• **What to work on**: Print the records below word for word, but leave out the pictures.

Extracts from a graphics dataset
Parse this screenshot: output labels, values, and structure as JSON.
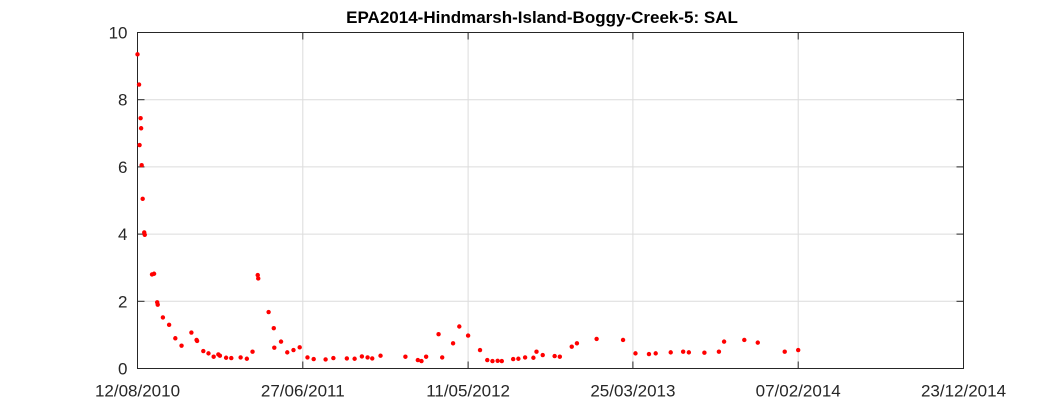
{
  "chart_data": {
    "type": "scatter",
    "title": "EPA2014-Hindmarsh-Island-Boggy-Creek-5: SAL",
    "xlabel": "",
    "ylabel": "",
    "x_type": "date",
    "xlim": [
      "2010-08-12",
      "2014-12-23"
    ],
    "ylim": [
      0,
      10
    ],
    "x_ticks": [
      {
        "date": "2010-08-12",
        "label": "12/08/2010"
      },
      {
        "date": "2011-06-27",
        "label": "27/06/2011"
      },
      {
        "date": "2012-05-11",
        "label": "11/05/2012"
      },
      {
        "date": "2013-03-25",
        "label": "25/03/2013"
      },
      {
        "date": "2014-02-07",
        "label": "07/02/2014"
      },
      {
        "date": "2014-12-23",
        "label": "23/12/2014"
      }
    ],
    "y_ticks": [
      0,
      2,
      4,
      6,
      8,
      10
    ],
    "y_tick_labels": [
      "0",
      "2",
      "4",
      "6",
      "8",
      "10"
    ],
    "grid": true,
    "marker_color": "#ff0000",
    "series": [
      {
        "points": [
          [
            "2010-08-12",
            9.35
          ],
          [
            "2010-08-15",
            8.45
          ],
          [
            "2010-08-16",
            6.65
          ],
          [
            "2010-08-18",
            7.45
          ],
          [
            "2010-08-19",
            7.15
          ],
          [
            "2010-08-20",
            6.05
          ],
          [
            "2010-08-22",
            5.05
          ],
          [
            "2010-08-25",
            4.05
          ],
          [
            "2010-08-26",
            3.98
          ],
          [
            "2010-09-09",
            2.8
          ],
          [
            "2010-09-13",
            2.82
          ],
          [
            "2010-09-19",
            1.97
          ],
          [
            "2010-09-20",
            1.9
          ],
          [
            "2010-09-30",
            1.52
          ],
          [
            "2010-10-12",
            1.3
          ],
          [
            "2010-10-24",
            0.9
          ],
          [
            "2010-11-05",
            0.68
          ],
          [
            "2010-11-24",
            1.07
          ],
          [
            "2010-12-04",
            0.85
          ],
          [
            "2010-12-05",
            0.82
          ],
          [
            "2010-12-17",
            0.52
          ],
          [
            "2010-12-27",
            0.45
          ],
          [
            "2011-01-06",
            0.35
          ],
          [
            "2011-01-15",
            0.42
          ],
          [
            "2011-01-18",
            0.38
          ],
          [
            "2011-01-30",
            0.32
          ],
          [
            "2011-02-09",
            0.31
          ],
          [
            "2011-02-27",
            0.33
          ],
          [
            "2011-03-11",
            0.29
          ],
          [
            "2011-03-22",
            0.5
          ],
          [
            "2011-04-01",
            2.78
          ],
          [
            "2011-04-02",
            2.68
          ],
          [
            "2011-04-22",
            1.68
          ],
          [
            "2011-05-02",
            1.2
          ],
          [
            "2011-05-03",
            0.62
          ],
          [
            "2011-05-16",
            0.8
          ],
          [
            "2011-05-28",
            0.48
          ],
          [
            "2011-06-09",
            0.55
          ],
          [
            "2011-06-21",
            0.63
          ],
          [
            "2011-07-06",
            0.33
          ],
          [
            "2011-07-18",
            0.28
          ],
          [
            "2011-08-10",
            0.27
          ],
          [
            "2011-08-25",
            0.31
          ],
          [
            "2011-09-20",
            0.3
          ],
          [
            "2011-10-05",
            0.29
          ],
          [
            "2011-10-19",
            0.36
          ],
          [
            "2011-10-30",
            0.33
          ],
          [
            "2011-11-08",
            0.3
          ],
          [
            "2011-11-24",
            0.38
          ],
          [
            "2012-01-11",
            0.35
          ],
          [
            "2012-02-04",
            0.25
          ],
          [
            "2012-02-11",
            0.22
          ],
          [
            "2012-02-20",
            0.35
          ],
          [
            "2012-03-15",
            1.02
          ],
          [
            "2012-03-22",
            0.33
          ],
          [
            "2012-04-12",
            0.75
          ],
          [
            "2012-04-24",
            1.25
          ],
          [
            "2012-05-11",
            0.98
          ],
          [
            "2012-06-03",
            0.55
          ],
          [
            "2012-06-17",
            0.25
          ],
          [
            "2012-06-27",
            0.22
          ],
          [
            "2012-07-07",
            0.23
          ],
          [
            "2012-07-15",
            0.22
          ],
          [
            "2012-08-06",
            0.28
          ],
          [
            "2012-08-16",
            0.29
          ],
          [
            "2012-08-29",
            0.33
          ],
          [
            "2012-09-14",
            0.32
          ],
          [
            "2012-09-20",
            0.5
          ],
          [
            "2012-10-02",
            0.4
          ],
          [
            "2012-10-25",
            0.37
          ],
          [
            "2012-11-04",
            0.35
          ],
          [
            "2012-11-27",
            0.65
          ],
          [
            "2012-12-07",
            0.75
          ],
          [
            "2013-01-14",
            0.88
          ],
          [
            "2013-03-06",
            0.85
          ],
          [
            "2013-03-30",
            0.45
          ],
          [
            "2013-04-25",
            0.43
          ],
          [
            "2013-05-08",
            0.45
          ],
          [
            "2013-06-06",
            0.48
          ],
          [
            "2013-06-30",
            0.5
          ],
          [
            "2013-07-11",
            0.48
          ],
          [
            "2013-08-10",
            0.47
          ],
          [
            "2013-09-07",
            0.5
          ],
          [
            "2013-09-17",
            0.8
          ],
          [
            "2013-10-26",
            0.85
          ],
          [
            "2013-11-21",
            0.77
          ],
          [
            "2014-01-12",
            0.5
          ],
          [
            "2014-02-07",
            0.55
          ]
        ]
      }
    ]
  }
}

• **Output**:
Parse this screenshot: output labels, values, and structure as JSON.
{
  "chart_data": {
    "type": "scatter",
    "title": "EPA2014-Hindmarsh-Island-Boggy-Creek-5: SAL",
    "xlabel": "",
    "ylabel": "",
    "x_type": "date",
    "xlim": [
      "2010-08-12",
      "2014-12-23"
    ],
    "ylim": [
      0,
      10
    ],
    "x_ticks": [
      {
        "date": "2010-08-12",
        "label": "12/08/2010"
      },
      {
        "date": "2011-06-27",
        "label": "27/06/2011"
      },
      {
        "date": "2012-05-11",
        "label": "11/05/2012"
      },
      {
        "date": "2013-03-25",
        "label": "25/03/2013"
      },
      {
        "date": "2014-02-07",
        "label": "07/02/2014"
      },
      {
        "date": "2014-12-23",
        "label": "23/12/2014"
      }
    ],
    "y_ticks": [
      0,
      2,
      4,
      6,
      8,
      10
    ],
    "y_tick_labels": [
      "0",
      "2",
      "4",
      "6",
      "8",
      "10"
    ],
    "grid": true,
    "marker_color": "#ff0000",
    "series": [
      {
        "points": [
          [
            "2010-08-12",
            9.35
          ],
          [
            "2010-08-15",
            8.45
          ],
          [
            "2010-08-16",
            6.65
          ],
          [
            "2010-08-18",
            7.45
          ],
          [
            "2010-08-19",
            7.15
          ],
          [
            "2010-08-20",
            6.05
          ],
          [
            "2010-08-22",
            5.05
          ],
          [
            "2010-08-25",
            4.05
          ],
          [
            "2010-08-26",
            3.98
          ],
          [
            "2010-09-09",
            2.8
          ],
          [
            "2010-09-13",
            2.82
          ],
          [
            "2010-09-19",
            1.97
          ],
          [
            "2010-09-20",
            1.9
          ],
          [
            "2010-09-30",
            1.52
          ],
          [
            "2010-10-12",
            1.3
          ],
          [
            "2010-10-24",
            0.9
          ],
          [
            "2010-11-05",
            0.68
          ],
          [
            "2010-11-24",
            1.07
          ],
          [
            "2010-12-04",
            0.85
          ],
          [
            "2010-12-05",
            0.82
          ],
          [
            "2010-12-17",
            0.52
          ],
          [
            "2010-12-27",
            0.45
          ],
          [
            "2011-01-06",
            0.35
          ],
          [
            "2011-01-15",
            0.42
          ],
          [
            "2011-01-18",
            0.38
          ],
          [
            "2011-01-30",
            0.32
          ],
          [
            "2011-02-09",
            0.31
          ],
          [
            "2011-02-27",
            0.33
          ],
          [
            "2011-03-11",
            0.29
          ],
          [
            "2011-03-22",
            0.5
          ],
          [
            "2011-04-01",
            2.78
          ],
          [
            "2011-04-02",
            2.68
          ],
          [
            "2011-04-22",
            1.68
          ],
          [
            "2011-05-02",
            1.2
          ],
          [
            "2011-05-03",
            0.62
          ],
          [
            "2011-05-16",
            0.8
          ],
          [
            "2011-05-28",
            0.48
          ],
          [
            "2011-06-09",
            0.55
          ],
          [
            "2011-06-21",
            0.63
          ],
          [
            "2011-07-06",
            0.33
          ],
          [
            "2011-07-18",
            0.28
          ],
          [
            "2011-08-10",
            0.27
          ],
          [
            "2011-08-25",
            0.31
          ],
          [
            "2011-09-20",
            0.3
          ],
          [
            "2011-10-05",
            0.29
          ],
          [
            "2011-10-19",
            0.36
          ],
          [
            "2011-10-30",
            0.33
          ],
          [
            "2011-11-08",
            0.3
          ],
          [
            "2011-11-24",
            0.38
          ],
          [
            "2012-01-11",
            0.35
          ],
          [
            "2012-02-04",
            0.25
          ],
          [
            "2012-02-11",
            0.22
          ],
          [
            "2012-02-20",
            0.35
          ],
          [
            "2012-03-15",
            1.02
          ],
          [
            "2012-03-22",
            0.33
          ],
          [
            "2012-04-12",
            0.75
          ],
          [
            "2012-04-24",
            1.25
          ],
          [
            "2012-05-11",
            0.98
          ],
          [
            "2012-06-03",
            0.55
          ],
          [
            "2012-06-17",
            0.25
          ],
          [
            "2012-06-27",
            0.22
          ],
          [
            "2012-07-07",
            0.23
          ],
          [
            "2012-07-15",
            0.22
          ],
          [
            "2012-08-06",
            0.28
          ],
          [
            "2012-08-16",
            0.29
          ],
          [
            "2012-08-29",
            0.33
          ],
          [
            "2012-09-14",
            0.32
          ],
          [
            "2012-09-20",
            0.5
          ],
          [
            "2012-10-02",
            0.4
          ],
          [
            "2012-10-25",
            0.37
          ],
          [
            "2012-11-04",
            0.35
          ],
          [
            "2012-11-27",
            0.65
          ],
          [
            "2012-12-07",
            0.75
          ],
          [
            "2013-01-14",
            0.88
          ],
          [
            "2013-03-06",
            0.85
          ],
          [
            "2013-03-30",
            0.45
          ],
          [
            "2013-04-25",
            0.43
          ],
          [
            "2013-05-08",
            0.45
          ],
          [
            "2013-06-06",
            0.48
          ],
          [
            "2013-06-30",
            0.5
          ],
          [
            "2013-07-11",
            0.48
          ],
          [
            "2013-08-10",
            0.47
          ],
          [
            "2013-09-07",
            0.5
          ],
          [
            "2013-09-17",
            0.8
          ],
          [
            "2013-10-26",
            0.85
          ],
          [
            "2013-11-21",
            0.77
          ],
          [
            "2014-01-12",
            0.5
          ],
          [
            "2014-02-07",
            0.55
          ]
        ]
      }
    ]
  }
}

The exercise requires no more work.